Goal of the exercise: Transcribe the full listing exactly, and drop every picture.

The records:
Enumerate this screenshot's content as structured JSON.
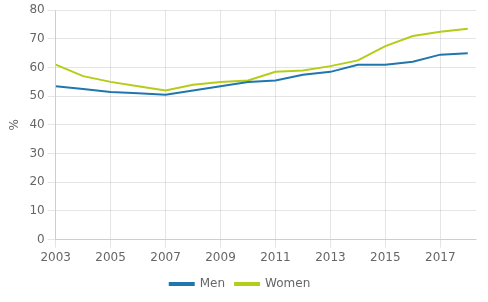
{
  "chart_data": {
    "type": "line",
    "x": [
      2003,
      2004,
      2005,
      2006,
      2007,
      2008,
      2009,
      2010,
      2011,
      2012,
      2013,
      2014,
      2015,
      2016,
      2017,
      2018
    ],
    "series": [
      {
        "name": "Men",
        "color": "#2176ae",
        "values": [
          53.5,
          52.5,
          51.5,
          51.0,
          50.5,
          52.0,
          53.5,
          55.0,
          55.5,
          57.5,
          58.5,
          61.0,
          61.0,
          62.0,
          64.5,
          65.0
        ]
      },
      {
        "name": "Women",
        "color": "#b5cc18",
        "values": [
          61.0,
          57.0,
          55.0,
          53.5,
          52.0,
          54.0,
          55.0,
          55.5,
          58.5,
          59.0,
          60.5,
          62.5,
          67.5,
          71.0,
          72.5,
          73.5
        ]
      }
    ],
    "ylabel": "%",
    "xlim": [
      2003,
      2018.3
    ],
    "xticks": [
      2003,
      2005,
      2007,
      2009,
      2011,
      2013,
      2015,
      2017
    ],
    "ylim": [
      0,
      80
    ],
    "yticks": [
      0,
      10,
      20,
      30,
      40,
      50,
      60,
      70,
      80
    ],
    "grid": true,
    "legend": "bottom"
  }
}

Solution:
Enumerate this screenshot's content as structured JSON.
{
  "chart_data": {
    "type": "line",
    "x": [
      2003,
      2004,
      2005,
      2006,
      2007,
      2008,
      2009,
      2010,
      2011,
      2012,
      2013,
      2014,
      2015,
      2016,
      2017,
      2018
    ],
    "series": [
      {
        "name": "Men",
        "color": "#2176ae",
        "values": [
          53.5,
          52.5,
          51.5,
          51.0,
          50.5,
          52.0,
          53.5,
          55.0,
          55.5,
          57.5,
          58.5,
          61.0,
          61.0,
          62.0,
          64.5,
          65.0
        ]
      },
      {
        "name": "Women",
        "color": "#b5cc18",
        "values": [
          61.0,
          57.0,
          55.0,
          53.5,
          52.0,
          54.0,
          55.0,
          55.5,
          58.5,
          59.0,
          60.5,
          62.5,
          67.5,
          71.0,
          72.5,
          73.5
        ]
      }
    ],
    "ylabel": "%",
    "xlim": [
      2003,
      2018.3
    ],
    "xticks": [
      2003,
      2005,
      2007,
      2009,
      2011,
      2013,
      2015,
      2017
    ],
    "ylim": [
      0,
      80
    ],
    "yticks": [
      0,
      10,
      20,
      30,
      40,
      50,
      60,
      70,
      80
    ],
    "grid": true,
    "legend": "bottom"
  }
}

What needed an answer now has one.